Your instructions.
Every line below that mentions the word "学位授权自主审核单位自主设置的专业学位类别" should be copied out.

Records that describe figures:
+++

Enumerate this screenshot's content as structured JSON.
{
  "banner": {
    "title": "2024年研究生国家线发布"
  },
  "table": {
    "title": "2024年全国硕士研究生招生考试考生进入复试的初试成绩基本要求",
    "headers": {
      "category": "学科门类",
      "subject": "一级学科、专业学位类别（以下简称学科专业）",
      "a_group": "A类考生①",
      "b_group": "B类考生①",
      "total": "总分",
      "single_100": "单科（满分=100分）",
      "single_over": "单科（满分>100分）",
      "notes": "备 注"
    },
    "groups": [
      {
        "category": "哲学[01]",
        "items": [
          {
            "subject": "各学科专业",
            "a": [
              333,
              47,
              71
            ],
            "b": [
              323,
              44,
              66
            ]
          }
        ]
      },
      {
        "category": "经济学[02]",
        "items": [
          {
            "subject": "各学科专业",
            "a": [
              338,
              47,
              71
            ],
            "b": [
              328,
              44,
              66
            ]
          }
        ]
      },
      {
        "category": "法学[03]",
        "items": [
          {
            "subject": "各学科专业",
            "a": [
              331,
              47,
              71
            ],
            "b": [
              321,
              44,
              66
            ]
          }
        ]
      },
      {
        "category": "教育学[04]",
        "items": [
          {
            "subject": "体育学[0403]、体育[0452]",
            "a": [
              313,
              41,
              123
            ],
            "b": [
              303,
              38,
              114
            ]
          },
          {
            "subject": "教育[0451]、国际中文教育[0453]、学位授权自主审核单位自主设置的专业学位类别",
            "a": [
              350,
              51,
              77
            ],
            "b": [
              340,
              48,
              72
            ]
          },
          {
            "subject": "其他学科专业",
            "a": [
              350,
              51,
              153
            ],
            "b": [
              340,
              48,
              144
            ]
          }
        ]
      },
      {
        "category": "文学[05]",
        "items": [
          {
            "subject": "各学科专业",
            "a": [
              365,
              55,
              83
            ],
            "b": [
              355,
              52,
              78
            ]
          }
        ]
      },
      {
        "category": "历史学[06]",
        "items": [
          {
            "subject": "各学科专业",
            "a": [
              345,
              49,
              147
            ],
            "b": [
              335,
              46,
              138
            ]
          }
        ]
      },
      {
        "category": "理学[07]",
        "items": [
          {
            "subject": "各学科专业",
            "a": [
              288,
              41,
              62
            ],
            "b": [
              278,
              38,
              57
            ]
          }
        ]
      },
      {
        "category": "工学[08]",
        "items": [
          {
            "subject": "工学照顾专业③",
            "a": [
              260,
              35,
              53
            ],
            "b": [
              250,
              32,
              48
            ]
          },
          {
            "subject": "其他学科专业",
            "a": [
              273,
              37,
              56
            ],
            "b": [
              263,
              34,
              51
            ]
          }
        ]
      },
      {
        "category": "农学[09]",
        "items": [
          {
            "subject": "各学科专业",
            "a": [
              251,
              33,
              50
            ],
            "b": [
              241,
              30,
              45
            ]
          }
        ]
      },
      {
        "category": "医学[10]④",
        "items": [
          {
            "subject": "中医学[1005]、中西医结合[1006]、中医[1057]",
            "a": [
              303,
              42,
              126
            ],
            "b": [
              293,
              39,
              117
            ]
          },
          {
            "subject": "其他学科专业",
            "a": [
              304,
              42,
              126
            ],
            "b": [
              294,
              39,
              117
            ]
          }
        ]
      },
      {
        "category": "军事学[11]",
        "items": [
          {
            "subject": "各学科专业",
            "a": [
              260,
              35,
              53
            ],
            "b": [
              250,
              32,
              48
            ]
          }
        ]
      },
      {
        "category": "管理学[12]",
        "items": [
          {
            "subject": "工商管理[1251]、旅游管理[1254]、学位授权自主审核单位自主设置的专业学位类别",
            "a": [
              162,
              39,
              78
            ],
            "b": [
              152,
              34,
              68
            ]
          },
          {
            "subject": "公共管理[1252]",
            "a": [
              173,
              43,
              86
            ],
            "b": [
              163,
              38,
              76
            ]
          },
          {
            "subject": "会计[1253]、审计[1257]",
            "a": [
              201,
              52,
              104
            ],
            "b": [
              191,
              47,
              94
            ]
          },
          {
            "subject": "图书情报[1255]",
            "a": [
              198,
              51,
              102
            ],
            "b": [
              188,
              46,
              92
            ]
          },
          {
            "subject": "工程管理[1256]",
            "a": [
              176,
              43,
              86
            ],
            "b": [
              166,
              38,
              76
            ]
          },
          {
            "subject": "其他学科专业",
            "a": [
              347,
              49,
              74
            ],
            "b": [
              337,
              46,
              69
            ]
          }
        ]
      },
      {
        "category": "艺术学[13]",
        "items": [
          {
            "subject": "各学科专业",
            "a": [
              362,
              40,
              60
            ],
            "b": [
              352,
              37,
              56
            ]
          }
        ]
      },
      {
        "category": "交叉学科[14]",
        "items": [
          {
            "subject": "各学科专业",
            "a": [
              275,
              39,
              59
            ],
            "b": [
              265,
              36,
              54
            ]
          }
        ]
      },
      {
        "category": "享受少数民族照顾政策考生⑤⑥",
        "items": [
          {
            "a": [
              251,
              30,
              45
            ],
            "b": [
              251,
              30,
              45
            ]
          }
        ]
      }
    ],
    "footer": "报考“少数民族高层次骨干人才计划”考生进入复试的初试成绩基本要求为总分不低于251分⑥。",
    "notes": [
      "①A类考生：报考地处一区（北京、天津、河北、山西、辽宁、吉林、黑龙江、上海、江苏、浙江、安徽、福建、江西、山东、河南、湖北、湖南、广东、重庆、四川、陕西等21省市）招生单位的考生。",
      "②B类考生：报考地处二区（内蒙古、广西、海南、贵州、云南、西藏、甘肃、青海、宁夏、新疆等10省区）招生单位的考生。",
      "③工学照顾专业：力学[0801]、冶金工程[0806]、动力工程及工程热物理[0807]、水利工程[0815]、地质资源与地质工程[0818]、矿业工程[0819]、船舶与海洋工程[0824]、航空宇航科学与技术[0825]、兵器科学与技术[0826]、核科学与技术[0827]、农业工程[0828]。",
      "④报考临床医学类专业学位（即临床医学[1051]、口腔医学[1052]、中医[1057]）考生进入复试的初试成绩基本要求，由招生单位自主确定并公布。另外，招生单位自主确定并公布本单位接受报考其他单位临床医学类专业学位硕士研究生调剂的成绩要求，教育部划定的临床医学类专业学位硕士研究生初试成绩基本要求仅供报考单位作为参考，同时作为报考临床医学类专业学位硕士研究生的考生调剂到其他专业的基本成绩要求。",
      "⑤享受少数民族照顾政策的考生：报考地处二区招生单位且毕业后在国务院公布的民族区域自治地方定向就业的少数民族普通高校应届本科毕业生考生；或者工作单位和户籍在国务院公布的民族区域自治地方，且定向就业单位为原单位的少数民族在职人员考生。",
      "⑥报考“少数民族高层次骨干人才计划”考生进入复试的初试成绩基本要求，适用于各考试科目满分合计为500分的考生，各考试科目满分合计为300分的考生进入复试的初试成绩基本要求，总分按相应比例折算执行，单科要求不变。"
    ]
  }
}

+++

Problem solution.
            "subject": "教育[0451]、国际中文教育[0453]、学位授权自主审核单位自主设置的专业学位类别",
            "subject": "工商管理[1251]、旅游管理[1254]、学位授权自主审核单位自主设置的专业学位类别",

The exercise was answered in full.